## BEGIN Available records

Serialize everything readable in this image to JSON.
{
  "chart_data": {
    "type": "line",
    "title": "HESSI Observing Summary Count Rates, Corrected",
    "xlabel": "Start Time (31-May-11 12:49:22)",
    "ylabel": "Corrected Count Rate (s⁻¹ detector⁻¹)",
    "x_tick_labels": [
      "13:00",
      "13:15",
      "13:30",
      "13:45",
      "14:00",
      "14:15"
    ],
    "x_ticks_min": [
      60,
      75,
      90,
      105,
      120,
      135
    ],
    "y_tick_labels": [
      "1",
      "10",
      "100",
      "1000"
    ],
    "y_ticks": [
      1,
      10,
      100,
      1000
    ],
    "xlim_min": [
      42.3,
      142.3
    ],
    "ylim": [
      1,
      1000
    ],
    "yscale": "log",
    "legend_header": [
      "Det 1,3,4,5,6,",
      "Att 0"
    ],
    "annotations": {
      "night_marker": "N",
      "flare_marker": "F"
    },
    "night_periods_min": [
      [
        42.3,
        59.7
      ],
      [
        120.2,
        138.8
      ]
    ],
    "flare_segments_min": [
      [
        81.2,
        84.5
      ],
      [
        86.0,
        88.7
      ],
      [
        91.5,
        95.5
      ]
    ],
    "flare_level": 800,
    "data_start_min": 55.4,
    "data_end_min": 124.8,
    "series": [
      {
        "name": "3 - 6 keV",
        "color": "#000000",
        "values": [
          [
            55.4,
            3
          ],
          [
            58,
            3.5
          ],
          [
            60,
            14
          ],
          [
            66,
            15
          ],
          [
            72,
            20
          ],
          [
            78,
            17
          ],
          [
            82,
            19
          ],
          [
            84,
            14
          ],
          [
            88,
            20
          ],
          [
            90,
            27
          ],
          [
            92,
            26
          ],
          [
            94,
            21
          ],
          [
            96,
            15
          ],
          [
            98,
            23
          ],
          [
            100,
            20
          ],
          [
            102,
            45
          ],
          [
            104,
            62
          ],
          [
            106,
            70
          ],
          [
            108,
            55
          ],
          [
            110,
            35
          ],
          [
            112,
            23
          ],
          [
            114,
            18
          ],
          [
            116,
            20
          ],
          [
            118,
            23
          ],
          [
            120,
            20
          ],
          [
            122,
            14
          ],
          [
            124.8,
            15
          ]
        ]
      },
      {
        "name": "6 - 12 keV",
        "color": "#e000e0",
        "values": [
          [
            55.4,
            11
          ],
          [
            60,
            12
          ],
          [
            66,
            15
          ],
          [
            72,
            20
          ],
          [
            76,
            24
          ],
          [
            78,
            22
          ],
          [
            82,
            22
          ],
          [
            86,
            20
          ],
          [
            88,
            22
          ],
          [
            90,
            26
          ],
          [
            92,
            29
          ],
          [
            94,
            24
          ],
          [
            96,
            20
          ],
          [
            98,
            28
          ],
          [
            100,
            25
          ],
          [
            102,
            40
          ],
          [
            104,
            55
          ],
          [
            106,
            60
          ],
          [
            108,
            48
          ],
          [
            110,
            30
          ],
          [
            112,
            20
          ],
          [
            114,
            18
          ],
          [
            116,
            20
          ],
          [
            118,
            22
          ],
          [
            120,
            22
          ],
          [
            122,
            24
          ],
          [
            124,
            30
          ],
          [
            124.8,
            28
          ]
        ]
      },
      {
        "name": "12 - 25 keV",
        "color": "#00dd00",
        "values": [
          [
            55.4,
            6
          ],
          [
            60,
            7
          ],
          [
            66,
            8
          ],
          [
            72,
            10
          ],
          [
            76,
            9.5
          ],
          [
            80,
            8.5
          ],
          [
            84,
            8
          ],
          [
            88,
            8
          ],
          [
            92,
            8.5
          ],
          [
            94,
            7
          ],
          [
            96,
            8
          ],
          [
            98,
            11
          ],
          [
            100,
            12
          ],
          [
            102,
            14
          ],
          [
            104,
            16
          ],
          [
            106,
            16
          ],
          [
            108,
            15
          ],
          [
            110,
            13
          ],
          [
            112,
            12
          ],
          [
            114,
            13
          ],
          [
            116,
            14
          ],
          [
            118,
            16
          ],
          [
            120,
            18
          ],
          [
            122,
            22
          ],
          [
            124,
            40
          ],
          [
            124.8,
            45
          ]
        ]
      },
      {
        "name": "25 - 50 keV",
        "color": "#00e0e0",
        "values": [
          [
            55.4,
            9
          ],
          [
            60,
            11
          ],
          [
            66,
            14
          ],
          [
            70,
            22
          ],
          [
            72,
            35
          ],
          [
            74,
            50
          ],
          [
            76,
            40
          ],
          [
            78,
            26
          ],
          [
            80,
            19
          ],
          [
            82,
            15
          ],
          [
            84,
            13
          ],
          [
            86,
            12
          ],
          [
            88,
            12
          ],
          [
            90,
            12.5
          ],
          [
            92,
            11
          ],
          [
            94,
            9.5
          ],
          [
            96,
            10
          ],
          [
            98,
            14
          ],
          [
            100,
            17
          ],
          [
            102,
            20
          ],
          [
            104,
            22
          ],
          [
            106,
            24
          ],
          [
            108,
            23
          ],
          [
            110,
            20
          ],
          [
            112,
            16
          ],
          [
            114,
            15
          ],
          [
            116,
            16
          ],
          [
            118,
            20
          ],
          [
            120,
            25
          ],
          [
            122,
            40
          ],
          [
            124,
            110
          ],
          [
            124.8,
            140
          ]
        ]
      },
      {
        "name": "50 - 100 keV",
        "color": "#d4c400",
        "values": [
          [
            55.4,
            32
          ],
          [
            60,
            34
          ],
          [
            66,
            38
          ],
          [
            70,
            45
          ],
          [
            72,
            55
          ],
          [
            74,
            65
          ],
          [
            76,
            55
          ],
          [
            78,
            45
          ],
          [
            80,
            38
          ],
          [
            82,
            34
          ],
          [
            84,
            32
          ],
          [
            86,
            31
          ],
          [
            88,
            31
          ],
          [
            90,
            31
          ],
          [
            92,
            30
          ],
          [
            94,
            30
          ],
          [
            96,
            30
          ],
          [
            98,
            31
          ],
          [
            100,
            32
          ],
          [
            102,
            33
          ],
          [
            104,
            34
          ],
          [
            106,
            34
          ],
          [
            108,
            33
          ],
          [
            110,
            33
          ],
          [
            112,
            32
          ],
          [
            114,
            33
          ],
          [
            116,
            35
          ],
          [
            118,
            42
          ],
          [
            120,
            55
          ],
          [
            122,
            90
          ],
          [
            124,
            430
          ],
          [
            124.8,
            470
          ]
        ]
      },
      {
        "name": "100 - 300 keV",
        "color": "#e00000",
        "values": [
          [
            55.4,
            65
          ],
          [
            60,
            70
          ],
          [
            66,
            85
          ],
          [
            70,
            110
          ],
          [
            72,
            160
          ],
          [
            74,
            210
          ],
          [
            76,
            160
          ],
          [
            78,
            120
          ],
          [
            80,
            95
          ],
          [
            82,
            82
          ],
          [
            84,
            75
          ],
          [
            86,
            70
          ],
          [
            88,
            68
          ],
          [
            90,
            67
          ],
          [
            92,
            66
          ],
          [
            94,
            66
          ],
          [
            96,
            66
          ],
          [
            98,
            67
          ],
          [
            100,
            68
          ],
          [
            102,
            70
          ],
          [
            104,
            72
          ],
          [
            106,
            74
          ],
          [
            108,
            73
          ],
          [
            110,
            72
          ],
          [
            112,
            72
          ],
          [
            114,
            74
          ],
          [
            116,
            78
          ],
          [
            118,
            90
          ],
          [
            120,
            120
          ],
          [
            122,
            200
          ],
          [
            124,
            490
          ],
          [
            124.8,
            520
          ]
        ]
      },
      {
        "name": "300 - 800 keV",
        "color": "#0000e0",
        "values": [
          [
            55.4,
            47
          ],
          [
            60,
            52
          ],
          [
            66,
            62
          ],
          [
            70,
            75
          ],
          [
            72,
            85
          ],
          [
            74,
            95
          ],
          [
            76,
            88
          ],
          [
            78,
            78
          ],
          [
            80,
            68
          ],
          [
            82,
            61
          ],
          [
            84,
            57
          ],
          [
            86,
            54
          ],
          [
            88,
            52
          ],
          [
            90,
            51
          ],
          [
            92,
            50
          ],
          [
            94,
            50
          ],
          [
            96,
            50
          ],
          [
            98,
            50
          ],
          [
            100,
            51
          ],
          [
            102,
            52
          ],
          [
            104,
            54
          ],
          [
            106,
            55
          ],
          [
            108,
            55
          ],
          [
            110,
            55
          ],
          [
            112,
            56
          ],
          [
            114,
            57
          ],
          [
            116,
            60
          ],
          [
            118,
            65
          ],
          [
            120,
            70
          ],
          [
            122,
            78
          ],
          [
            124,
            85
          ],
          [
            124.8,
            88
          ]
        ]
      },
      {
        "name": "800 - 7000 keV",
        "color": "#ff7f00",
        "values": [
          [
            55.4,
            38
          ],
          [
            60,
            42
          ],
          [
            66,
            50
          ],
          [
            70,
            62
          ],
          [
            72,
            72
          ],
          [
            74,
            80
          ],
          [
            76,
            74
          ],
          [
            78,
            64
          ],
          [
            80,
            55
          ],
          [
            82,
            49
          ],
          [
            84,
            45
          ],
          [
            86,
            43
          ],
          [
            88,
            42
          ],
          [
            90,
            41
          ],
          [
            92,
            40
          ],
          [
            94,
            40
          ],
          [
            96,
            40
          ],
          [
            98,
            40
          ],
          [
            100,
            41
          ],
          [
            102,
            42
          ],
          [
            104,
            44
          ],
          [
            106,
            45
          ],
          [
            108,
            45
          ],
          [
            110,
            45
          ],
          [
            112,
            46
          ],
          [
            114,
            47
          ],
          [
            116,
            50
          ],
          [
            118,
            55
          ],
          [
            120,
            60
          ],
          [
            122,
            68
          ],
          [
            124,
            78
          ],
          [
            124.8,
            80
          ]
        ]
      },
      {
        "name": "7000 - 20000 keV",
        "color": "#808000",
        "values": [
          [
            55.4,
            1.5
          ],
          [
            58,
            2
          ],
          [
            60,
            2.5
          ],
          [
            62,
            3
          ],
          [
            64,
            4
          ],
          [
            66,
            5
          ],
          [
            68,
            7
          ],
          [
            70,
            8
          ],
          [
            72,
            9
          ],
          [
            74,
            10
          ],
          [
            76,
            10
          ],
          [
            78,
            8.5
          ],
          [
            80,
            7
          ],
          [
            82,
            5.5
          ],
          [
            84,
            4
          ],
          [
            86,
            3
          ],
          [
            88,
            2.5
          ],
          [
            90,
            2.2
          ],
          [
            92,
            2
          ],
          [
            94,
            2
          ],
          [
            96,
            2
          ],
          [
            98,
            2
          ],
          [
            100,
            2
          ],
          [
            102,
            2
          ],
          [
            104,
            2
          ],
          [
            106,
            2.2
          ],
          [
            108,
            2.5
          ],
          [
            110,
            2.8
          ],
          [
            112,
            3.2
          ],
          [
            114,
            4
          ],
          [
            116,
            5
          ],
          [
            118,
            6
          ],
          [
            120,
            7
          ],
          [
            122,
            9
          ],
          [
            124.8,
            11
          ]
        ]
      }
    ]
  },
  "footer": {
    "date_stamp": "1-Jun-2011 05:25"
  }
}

## END Available records

-- Written problem --
Gather all the lines that include the word "name" and copy them out.

-- Written answer --
        "name": "3 - 6 keV",
        "name": "6 - 12 keV",
        "name": "12 - 25 keV",
        "name": "25 - 50 keV",
        "name": "50 - 100 keV",
        "name": "100 - 300 keV",
        "name": "300 - 800 keV",
        "name": "800 - 7000 keV",
        "name": "7000 - 20000 keV",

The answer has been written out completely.